-- Exercise input --
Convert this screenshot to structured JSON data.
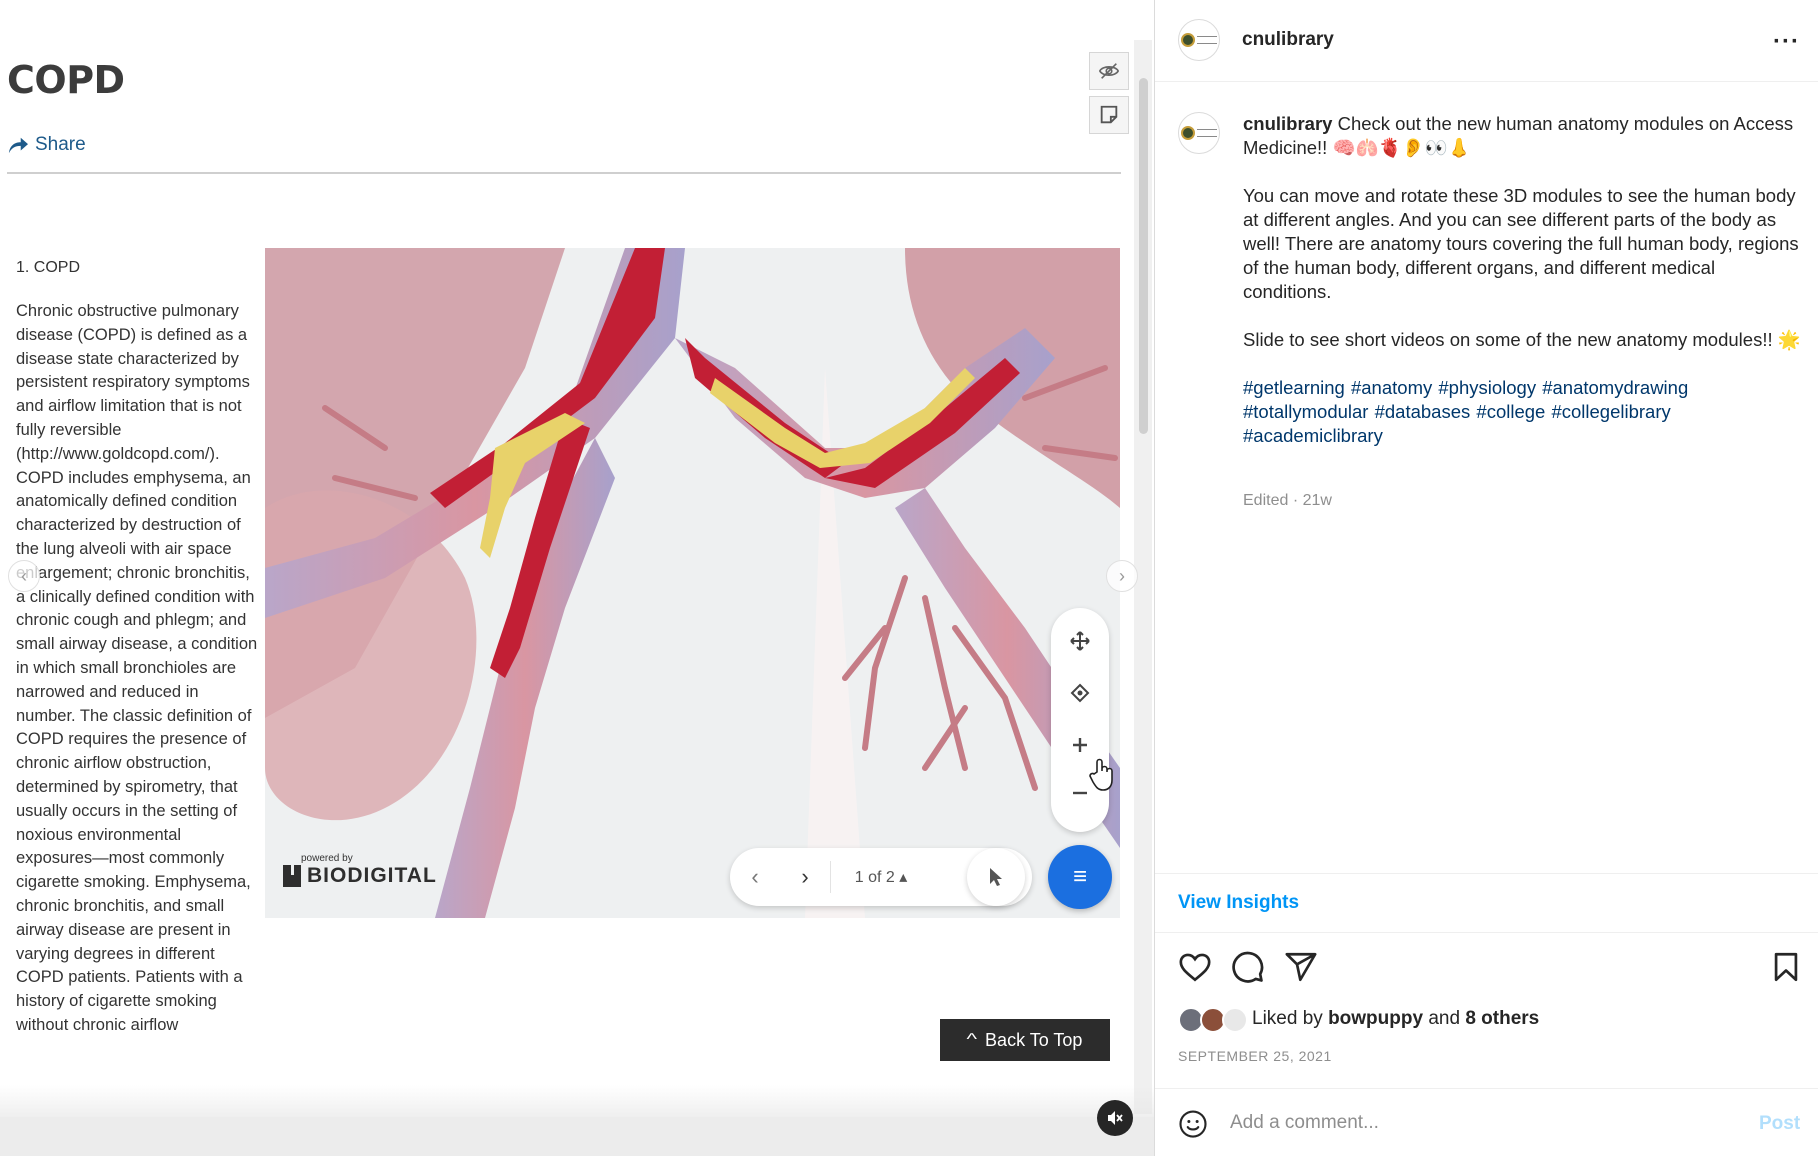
{
  "slide": {
    "title": "COPD",
    "share_label": "Share",
    "section_heading": "1. COPD",
    "body": "Chronic obstructive pulmonary disease (COPD) is defined as a disease state characterized by persistent respiratory symptoms and airflow limitation that is not fully reversible (http://www.goldcopd.com/). COPD includes emphysema, an anatomically defined condition characterized by destruction of the lung alveoli with air space enlargement; chronic bronchitis, a clinically defined condition with chronic cough and phlegm; and small airway disease, a condition in which small bronchioles are narrowed and reduced in number. The classic definition of COPD requires the presence of chronic airflow obstruction, determined by spirometry, that usually occurs in the setting of noxious environmental exposures—most commonly cigarette smoking. Emphysema, chronic bronchitis, and small airway disease are present in varying degrees in different COPD patients. Patients with a history of cigarette smoking without chronic airflow",
    "viewer": {
      "powered_by": "powered by",
      "brand": "BIODIGITAL",
      "page_counter": "1 of 2"
    },
    "back_to_top": "Back To Top"
  },
  "post": {
    "username": "cnulibrary",
    "caption_intro": "Check out the new human anatomy modules on Access Medicine!! 🧠🫁🫀👂👀👃",
    "caption_p2": "You can move and rotate these 3D modules to see the human body at different angles. And you can see different parts of the body as well! There are anatomy tours covering the full human body, regions of the human body, different organs, and different medical conditions.",
    "caption_p3": "Slide to see short videos on some of the new anatomy modules!! 🌟",
    "hashtags": [
      "#getlearning",
      "#anatomy",
      "#physiology",
      "#anatomydrawing",
      "#totallymodular",
      "#databases",
      "#college",
      "#collegelibrary",
      "#academiclibrary"
    ],
    "edited": "Edited · 21w",
    "view_insights": "View Insights",
    "liked_by_prefix": "Liked by",
    "liked_by_user": "bowpuppy",
    "liked_by_and": "and",
    "liked_by_others": "8 others",
    "date": "SEPTEMBER 25, 2021",
    "comment_placeholder": "Add a comment...",
    "post_button": "Post"
  },
  "colors": {
    "link_blue": "#00376b",
    "insights_blue": "#0095f6",
    "post_disabled": "#b2dffc",
    "viewer_menu_blue": "#1b6fe0"
  },
  "icons": [
    "share-icon",
    "hide-icon",
    "note-icon",
    "move-icon",
    "center-icon",
    "zoom-in-icon",
    "zoom-out-icon",
    "prev-icon",
    "next-icon",
    "pointer-icon",
    "menu-icon",
    "mute-icon",
    "more-icon",
    "heart-icon",
    "comment-icon",
    "send-icon",
    "bookmark-icon",
    "emoji-icon"
  ]
}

-- Exercise objective --
Please go through the data above and copy every line that has the word "COPD".

-- Response --
    "title": "COPD",
    "section_heading": "1. COPD",
    "body": "Chronic obstructive pulmonary disease (COPD) is defined as a disease state characterized by persistent respiratory symptoms and airflow limitation that is not fully reversible (http://www.goldcopd.com/). COPD includes emphysema, an anatomically defined condition characterized by destruction of the lung alveoli with air space enlargement; chronic bronchitis, a clinically defined condition with chronic cough and phlegm; and small airway disease, a condition in which small bronchioles are narrowed and reduced in number. The classic definition of COPD requires the presence of chronic airflow obstruction, determined by spirometry, that usually occurs in the setting of noxious environmental exposures—most commonly cigarette smoking. Emphysema, chronic bronchitis, and small airway disease are present in varying degrees in different COPD patients. Patients with a history of cigarette smoking without chronic airflow",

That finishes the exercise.